* **Problem description**: Gather the lines that hold the string "Distance".
[Start]
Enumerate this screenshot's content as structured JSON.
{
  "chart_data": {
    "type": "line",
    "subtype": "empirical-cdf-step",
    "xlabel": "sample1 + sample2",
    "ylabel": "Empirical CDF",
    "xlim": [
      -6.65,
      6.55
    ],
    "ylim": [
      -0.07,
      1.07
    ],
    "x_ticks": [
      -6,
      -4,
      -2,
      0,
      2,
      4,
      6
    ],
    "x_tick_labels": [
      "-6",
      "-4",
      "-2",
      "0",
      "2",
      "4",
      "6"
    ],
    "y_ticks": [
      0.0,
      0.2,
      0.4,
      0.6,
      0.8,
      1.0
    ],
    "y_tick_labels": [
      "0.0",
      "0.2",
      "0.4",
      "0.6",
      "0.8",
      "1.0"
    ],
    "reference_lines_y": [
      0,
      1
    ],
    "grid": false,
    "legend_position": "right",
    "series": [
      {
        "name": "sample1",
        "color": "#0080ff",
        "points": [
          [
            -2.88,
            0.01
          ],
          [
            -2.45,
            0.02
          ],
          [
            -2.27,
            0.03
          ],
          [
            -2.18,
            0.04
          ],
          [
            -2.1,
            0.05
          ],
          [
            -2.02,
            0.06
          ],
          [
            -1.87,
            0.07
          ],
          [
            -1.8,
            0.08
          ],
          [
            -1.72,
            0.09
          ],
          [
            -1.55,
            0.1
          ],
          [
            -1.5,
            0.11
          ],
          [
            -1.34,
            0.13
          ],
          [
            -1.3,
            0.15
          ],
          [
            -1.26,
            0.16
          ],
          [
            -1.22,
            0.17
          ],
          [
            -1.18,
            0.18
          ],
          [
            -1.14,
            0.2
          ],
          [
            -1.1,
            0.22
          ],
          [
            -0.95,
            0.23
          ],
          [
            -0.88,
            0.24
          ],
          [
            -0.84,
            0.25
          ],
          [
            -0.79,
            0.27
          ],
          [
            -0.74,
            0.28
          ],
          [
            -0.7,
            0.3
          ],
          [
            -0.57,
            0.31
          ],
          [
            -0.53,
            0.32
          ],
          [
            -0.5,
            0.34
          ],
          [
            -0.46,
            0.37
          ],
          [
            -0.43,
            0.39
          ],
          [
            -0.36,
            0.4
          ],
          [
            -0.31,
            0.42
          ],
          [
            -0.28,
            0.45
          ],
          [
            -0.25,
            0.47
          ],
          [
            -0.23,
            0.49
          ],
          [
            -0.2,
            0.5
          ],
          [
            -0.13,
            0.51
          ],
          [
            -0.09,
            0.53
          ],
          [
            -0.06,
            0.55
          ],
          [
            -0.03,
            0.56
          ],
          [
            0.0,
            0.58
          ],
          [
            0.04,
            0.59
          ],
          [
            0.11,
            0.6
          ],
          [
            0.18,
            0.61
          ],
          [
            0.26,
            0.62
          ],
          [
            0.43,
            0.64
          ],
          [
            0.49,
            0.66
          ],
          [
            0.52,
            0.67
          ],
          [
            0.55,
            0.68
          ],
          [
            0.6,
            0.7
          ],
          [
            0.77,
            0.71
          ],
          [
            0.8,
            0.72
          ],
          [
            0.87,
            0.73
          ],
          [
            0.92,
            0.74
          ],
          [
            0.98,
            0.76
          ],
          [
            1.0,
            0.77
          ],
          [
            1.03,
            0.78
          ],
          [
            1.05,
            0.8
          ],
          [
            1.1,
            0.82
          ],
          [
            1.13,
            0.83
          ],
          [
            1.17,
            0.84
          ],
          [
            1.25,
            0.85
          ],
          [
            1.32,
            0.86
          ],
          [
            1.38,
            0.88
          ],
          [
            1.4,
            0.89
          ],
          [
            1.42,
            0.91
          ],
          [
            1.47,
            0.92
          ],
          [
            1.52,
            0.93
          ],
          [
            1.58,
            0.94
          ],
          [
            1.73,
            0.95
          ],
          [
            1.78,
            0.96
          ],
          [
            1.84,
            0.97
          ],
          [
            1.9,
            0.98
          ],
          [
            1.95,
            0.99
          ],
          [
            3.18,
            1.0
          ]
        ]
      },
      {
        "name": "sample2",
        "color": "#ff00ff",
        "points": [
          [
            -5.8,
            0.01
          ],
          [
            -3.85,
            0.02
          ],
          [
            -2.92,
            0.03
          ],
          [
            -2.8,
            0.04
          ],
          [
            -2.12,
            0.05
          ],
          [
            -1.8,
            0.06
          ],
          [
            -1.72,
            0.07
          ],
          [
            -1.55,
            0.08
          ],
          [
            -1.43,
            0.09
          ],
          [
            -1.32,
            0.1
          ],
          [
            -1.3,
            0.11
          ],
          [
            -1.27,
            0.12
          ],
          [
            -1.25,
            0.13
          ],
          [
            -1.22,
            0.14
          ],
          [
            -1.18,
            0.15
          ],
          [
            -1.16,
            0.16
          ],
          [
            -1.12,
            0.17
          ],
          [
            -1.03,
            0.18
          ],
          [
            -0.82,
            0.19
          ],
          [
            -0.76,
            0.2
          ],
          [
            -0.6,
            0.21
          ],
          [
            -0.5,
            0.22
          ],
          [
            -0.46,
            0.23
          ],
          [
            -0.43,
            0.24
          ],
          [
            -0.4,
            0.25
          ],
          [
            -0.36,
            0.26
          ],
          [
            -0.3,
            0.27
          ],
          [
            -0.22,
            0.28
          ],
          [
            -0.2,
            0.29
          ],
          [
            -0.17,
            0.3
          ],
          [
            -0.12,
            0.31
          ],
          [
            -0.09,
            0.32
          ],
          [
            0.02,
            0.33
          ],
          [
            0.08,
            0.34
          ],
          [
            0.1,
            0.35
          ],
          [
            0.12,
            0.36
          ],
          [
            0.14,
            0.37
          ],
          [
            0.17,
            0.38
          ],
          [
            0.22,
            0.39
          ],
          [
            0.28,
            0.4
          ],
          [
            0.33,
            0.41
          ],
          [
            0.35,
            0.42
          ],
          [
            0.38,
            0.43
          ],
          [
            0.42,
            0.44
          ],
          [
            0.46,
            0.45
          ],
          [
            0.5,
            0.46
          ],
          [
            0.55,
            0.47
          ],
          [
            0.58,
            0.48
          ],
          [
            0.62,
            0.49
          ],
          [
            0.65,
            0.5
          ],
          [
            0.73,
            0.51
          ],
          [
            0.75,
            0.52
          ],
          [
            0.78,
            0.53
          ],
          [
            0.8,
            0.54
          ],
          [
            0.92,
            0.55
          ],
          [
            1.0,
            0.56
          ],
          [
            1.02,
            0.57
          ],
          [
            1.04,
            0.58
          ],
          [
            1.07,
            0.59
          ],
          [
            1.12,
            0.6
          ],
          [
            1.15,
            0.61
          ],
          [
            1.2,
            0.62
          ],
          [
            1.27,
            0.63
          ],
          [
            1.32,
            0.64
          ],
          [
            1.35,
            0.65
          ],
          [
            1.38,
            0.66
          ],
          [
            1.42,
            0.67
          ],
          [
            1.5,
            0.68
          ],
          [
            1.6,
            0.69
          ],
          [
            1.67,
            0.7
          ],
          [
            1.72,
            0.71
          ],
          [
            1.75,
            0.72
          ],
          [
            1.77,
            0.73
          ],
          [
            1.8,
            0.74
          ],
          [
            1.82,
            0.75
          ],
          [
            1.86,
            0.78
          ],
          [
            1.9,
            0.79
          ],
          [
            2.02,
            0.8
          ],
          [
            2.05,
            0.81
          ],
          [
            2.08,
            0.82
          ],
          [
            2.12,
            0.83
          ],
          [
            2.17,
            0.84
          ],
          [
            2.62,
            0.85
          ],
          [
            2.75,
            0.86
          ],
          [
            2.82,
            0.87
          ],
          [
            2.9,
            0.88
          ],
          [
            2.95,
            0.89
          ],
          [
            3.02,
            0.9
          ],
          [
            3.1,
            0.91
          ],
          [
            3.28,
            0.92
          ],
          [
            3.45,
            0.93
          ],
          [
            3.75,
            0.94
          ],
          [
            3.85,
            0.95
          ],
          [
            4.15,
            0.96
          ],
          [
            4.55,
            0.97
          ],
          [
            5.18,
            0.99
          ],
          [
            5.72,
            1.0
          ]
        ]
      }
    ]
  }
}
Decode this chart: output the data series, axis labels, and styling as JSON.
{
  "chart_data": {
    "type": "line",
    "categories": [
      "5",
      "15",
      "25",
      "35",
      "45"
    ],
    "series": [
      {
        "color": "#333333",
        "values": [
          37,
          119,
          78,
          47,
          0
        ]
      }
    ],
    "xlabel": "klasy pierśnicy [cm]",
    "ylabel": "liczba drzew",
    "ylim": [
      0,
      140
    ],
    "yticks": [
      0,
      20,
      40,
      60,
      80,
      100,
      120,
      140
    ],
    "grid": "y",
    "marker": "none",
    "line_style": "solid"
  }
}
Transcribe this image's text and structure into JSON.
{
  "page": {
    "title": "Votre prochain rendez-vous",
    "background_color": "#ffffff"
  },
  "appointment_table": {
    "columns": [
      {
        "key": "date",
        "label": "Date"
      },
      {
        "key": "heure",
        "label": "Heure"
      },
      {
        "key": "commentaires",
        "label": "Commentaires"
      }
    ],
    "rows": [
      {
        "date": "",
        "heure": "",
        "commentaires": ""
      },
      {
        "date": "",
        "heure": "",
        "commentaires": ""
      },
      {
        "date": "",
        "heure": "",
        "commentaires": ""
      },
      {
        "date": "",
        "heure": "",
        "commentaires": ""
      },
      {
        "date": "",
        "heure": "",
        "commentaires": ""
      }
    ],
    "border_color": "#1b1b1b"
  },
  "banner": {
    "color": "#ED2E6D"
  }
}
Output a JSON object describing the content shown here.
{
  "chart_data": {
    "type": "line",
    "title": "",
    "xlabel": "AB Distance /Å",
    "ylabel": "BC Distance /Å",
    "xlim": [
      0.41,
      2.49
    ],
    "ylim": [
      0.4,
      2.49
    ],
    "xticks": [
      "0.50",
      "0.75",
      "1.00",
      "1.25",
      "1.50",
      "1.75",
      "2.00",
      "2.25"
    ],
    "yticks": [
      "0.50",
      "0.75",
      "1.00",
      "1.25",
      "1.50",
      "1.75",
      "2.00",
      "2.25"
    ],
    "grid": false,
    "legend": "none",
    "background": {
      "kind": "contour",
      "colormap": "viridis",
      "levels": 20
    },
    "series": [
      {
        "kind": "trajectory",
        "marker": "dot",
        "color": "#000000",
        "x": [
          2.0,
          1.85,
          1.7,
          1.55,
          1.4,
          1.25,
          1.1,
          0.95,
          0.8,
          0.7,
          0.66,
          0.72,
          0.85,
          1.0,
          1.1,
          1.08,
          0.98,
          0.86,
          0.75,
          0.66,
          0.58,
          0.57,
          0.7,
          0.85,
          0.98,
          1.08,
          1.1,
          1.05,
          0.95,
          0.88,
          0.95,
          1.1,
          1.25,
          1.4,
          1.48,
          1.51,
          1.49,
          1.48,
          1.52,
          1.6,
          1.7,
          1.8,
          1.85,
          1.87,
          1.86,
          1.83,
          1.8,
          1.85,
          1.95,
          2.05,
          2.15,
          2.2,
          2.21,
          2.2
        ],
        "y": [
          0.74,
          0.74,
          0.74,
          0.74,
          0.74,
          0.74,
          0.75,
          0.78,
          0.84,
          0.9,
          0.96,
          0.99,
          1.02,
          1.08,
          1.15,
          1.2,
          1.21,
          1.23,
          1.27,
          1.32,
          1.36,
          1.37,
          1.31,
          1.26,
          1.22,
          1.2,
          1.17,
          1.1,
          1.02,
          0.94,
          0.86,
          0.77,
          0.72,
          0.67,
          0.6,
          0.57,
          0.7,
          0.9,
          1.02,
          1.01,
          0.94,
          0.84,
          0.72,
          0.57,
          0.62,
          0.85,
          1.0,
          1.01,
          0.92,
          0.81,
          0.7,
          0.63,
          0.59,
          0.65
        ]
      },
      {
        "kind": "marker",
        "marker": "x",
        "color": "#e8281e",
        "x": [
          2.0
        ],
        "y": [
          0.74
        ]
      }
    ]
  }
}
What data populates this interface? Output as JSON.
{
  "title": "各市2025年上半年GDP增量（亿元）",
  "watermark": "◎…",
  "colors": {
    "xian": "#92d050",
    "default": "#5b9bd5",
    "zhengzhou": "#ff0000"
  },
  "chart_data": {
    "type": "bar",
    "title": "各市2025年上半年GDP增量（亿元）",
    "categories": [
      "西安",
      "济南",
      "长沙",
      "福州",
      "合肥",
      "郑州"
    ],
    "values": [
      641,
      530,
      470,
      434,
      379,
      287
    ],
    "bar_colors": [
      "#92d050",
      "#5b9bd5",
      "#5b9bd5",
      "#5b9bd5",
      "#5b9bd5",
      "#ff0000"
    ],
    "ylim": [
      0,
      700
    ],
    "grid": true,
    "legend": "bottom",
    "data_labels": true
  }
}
[End]
* **Problem solution**:
    "xlabel": "AB Distance /Å",
    "ylabel": "BC Distance /Å",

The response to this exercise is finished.